→ **SUPPLIED DATA**:

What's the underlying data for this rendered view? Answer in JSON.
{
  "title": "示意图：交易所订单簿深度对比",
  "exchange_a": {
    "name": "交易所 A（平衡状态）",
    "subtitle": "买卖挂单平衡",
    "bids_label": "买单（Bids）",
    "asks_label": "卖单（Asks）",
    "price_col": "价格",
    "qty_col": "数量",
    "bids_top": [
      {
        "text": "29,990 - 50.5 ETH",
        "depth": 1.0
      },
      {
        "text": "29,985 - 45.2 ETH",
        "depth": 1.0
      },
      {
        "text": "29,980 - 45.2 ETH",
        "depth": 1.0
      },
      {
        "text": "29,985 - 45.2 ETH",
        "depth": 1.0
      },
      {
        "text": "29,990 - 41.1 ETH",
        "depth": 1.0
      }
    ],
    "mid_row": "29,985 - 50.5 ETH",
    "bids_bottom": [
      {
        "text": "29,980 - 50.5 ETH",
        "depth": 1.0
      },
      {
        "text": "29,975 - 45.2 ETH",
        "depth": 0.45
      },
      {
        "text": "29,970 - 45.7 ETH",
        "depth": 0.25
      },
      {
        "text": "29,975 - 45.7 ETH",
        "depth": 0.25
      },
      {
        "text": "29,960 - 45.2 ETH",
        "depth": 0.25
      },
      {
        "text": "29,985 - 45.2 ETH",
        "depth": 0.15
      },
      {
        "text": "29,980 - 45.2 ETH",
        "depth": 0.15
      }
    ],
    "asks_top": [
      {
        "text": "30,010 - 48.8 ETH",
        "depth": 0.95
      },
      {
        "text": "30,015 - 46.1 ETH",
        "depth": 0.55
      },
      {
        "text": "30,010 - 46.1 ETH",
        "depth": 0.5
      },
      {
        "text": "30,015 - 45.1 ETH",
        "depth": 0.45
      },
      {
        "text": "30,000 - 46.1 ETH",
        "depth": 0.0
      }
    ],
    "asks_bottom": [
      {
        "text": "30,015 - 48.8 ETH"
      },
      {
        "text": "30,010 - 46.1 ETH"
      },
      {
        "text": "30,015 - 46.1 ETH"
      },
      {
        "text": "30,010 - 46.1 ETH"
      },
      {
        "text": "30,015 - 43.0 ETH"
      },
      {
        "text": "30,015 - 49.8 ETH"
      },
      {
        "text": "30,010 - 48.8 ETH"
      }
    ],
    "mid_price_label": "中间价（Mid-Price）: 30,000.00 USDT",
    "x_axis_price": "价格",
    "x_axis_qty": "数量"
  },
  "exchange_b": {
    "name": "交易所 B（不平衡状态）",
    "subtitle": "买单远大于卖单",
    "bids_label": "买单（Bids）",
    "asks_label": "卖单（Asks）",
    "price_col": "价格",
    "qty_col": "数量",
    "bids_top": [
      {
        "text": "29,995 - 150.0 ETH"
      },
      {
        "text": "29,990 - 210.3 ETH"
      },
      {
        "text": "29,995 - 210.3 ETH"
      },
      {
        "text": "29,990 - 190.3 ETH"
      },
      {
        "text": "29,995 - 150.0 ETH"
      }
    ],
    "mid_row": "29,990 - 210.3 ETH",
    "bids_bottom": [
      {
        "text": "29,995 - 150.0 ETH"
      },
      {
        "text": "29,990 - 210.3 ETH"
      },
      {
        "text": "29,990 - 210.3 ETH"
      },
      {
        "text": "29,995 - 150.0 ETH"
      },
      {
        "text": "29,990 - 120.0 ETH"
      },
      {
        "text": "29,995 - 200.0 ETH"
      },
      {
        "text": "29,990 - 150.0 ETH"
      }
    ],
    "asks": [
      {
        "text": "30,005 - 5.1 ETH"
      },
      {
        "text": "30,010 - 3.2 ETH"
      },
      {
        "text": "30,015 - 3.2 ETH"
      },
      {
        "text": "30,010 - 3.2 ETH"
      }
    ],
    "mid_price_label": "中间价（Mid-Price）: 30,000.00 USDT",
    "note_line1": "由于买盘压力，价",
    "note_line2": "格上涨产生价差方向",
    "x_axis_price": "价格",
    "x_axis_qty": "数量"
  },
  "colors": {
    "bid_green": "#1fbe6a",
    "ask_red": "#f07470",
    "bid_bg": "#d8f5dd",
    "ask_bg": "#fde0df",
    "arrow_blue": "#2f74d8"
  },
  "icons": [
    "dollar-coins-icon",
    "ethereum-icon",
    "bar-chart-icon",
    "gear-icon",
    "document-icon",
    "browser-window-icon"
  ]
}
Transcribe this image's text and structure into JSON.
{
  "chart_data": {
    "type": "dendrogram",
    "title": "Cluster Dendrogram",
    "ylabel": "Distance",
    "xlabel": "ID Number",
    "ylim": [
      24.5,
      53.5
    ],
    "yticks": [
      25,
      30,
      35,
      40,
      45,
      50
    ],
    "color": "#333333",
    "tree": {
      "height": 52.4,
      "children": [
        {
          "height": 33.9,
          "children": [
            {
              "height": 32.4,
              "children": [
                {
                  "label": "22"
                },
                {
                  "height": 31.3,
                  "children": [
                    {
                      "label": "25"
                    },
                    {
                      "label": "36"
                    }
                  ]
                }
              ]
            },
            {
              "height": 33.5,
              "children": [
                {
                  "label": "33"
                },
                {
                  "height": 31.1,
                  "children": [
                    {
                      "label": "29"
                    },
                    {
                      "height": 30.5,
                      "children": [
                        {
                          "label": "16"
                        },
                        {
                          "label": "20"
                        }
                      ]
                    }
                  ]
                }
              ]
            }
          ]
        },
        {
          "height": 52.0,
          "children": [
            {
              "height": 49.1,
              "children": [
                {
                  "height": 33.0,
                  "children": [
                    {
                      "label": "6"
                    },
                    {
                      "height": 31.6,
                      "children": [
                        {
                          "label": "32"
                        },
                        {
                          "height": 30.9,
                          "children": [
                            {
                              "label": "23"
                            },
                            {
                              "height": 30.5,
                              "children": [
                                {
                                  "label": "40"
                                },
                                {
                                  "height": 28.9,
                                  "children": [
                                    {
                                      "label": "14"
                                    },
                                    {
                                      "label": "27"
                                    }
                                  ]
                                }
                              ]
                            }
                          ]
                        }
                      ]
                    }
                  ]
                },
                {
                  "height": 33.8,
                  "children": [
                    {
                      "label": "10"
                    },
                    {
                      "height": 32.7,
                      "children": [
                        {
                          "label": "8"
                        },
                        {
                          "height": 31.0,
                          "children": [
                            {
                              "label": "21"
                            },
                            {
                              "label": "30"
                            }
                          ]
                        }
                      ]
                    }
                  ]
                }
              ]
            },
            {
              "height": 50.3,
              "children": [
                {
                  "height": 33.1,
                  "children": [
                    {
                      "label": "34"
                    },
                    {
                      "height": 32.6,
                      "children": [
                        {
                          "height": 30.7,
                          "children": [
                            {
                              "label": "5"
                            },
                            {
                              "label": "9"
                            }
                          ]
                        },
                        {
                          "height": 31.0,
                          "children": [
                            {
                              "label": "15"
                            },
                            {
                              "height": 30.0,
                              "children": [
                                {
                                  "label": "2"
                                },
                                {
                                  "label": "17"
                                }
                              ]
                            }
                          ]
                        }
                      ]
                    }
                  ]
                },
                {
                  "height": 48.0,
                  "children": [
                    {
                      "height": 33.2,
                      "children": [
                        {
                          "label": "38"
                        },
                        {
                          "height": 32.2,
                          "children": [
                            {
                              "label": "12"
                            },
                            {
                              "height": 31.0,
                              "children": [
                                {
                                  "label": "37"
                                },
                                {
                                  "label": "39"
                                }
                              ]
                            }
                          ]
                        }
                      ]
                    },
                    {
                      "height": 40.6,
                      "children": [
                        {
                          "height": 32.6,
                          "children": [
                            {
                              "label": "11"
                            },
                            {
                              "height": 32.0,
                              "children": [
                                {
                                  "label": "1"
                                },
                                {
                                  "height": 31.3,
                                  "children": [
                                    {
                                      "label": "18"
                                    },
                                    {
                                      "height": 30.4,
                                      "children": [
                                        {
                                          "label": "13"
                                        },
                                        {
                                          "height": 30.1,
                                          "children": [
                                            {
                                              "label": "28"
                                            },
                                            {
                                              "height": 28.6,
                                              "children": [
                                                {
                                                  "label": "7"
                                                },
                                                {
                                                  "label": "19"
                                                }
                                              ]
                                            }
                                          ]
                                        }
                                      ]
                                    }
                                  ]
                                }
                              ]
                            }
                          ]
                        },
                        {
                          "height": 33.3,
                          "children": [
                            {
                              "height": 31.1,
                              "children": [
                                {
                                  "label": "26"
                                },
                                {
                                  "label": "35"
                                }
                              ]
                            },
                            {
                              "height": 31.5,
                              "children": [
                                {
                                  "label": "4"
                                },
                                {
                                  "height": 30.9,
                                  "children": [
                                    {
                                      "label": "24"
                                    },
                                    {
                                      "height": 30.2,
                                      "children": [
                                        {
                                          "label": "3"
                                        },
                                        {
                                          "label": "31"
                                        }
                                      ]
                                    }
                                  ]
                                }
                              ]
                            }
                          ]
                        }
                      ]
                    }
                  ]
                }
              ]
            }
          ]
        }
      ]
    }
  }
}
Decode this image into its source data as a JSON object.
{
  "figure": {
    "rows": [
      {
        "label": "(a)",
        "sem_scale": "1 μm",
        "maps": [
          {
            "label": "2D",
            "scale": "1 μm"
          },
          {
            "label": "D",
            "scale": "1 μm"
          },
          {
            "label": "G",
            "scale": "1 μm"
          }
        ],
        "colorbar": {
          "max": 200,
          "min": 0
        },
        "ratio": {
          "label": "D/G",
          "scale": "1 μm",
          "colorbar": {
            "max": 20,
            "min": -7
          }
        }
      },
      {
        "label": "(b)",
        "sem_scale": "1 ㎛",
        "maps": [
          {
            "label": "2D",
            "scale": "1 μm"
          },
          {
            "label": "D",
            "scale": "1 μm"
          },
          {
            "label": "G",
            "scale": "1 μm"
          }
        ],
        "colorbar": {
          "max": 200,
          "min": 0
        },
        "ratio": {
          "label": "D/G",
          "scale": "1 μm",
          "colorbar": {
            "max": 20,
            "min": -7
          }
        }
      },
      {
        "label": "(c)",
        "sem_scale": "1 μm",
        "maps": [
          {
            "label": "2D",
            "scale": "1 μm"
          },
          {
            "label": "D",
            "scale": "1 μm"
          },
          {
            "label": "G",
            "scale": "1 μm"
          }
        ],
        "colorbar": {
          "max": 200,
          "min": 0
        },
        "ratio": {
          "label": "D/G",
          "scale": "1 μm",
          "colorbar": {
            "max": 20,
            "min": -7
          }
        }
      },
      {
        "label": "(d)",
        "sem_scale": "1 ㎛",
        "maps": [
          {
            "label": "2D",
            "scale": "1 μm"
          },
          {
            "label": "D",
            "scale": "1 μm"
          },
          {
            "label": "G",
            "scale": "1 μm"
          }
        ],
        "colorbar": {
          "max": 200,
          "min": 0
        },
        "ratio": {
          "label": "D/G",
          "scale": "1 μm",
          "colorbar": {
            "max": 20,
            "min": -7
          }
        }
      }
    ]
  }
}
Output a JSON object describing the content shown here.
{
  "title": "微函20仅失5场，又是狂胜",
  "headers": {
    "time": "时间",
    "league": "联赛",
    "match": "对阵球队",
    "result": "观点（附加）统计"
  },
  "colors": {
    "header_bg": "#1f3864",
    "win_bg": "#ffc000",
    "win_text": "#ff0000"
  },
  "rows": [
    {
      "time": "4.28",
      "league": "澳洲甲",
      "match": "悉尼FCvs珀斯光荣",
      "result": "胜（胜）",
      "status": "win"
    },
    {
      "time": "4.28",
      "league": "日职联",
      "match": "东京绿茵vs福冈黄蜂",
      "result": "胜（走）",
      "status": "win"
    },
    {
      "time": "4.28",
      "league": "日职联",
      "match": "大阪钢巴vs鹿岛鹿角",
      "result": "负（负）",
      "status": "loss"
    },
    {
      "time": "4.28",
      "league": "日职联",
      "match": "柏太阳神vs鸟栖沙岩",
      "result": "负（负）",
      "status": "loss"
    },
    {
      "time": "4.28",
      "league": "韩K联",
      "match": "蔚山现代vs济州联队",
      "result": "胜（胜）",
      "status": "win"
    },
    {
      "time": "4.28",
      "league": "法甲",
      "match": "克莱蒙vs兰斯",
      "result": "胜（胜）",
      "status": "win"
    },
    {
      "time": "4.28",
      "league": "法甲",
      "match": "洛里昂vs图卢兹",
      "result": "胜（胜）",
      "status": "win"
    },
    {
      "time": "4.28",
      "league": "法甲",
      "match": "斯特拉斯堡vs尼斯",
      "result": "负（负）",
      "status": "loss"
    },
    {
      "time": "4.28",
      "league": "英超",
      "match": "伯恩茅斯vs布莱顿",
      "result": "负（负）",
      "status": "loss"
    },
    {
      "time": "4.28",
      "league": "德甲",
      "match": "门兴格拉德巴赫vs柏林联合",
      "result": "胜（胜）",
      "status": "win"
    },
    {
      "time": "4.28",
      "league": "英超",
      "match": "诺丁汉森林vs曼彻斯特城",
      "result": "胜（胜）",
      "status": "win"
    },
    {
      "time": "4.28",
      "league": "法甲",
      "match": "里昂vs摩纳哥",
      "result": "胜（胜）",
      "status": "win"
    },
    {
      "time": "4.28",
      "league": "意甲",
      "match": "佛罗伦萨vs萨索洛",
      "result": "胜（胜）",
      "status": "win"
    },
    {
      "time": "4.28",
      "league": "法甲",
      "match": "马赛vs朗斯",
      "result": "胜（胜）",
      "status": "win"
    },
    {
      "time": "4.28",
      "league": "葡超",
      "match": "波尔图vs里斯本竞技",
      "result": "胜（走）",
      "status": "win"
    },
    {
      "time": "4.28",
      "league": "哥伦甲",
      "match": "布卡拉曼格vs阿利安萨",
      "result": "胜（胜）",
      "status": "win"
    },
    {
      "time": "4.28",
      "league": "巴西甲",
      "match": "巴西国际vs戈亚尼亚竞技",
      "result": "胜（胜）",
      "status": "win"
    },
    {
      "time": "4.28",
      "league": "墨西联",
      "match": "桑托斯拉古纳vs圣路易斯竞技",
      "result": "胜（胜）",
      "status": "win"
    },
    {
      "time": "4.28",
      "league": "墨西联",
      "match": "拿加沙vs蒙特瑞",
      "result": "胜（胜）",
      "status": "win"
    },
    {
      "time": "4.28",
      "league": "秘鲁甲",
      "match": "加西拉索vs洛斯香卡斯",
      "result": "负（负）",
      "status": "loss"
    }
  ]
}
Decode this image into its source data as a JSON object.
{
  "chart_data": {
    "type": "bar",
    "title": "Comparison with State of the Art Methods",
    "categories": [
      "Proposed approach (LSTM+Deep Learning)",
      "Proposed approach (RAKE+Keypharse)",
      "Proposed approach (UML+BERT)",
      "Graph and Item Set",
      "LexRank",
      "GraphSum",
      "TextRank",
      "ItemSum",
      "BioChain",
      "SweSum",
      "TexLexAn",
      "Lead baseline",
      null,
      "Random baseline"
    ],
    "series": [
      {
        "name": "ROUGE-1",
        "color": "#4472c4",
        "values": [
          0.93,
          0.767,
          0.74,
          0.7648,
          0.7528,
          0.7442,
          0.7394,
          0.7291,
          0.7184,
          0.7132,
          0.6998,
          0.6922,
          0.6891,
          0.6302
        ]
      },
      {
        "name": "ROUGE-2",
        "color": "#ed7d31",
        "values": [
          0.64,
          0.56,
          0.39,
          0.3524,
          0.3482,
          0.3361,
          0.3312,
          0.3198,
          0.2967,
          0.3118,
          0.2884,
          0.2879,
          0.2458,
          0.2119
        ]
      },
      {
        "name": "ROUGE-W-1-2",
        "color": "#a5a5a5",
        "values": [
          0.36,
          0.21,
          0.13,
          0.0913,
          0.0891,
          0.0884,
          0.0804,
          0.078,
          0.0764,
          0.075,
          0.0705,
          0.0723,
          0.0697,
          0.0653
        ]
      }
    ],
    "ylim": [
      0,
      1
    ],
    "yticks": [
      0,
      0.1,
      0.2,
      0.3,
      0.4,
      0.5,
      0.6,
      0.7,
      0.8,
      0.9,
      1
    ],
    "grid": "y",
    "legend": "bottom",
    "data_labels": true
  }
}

→ **GIVEN TASK**: In the entries above, find each line with the word "approach" and copy it.

→ **WORKED ANSWER**:
      "Proposed approach (LSTM+Deep Learning)",
      "Proposed approach (RAKE+Keypharse)",
      "Proposed approach (UML+BERT)",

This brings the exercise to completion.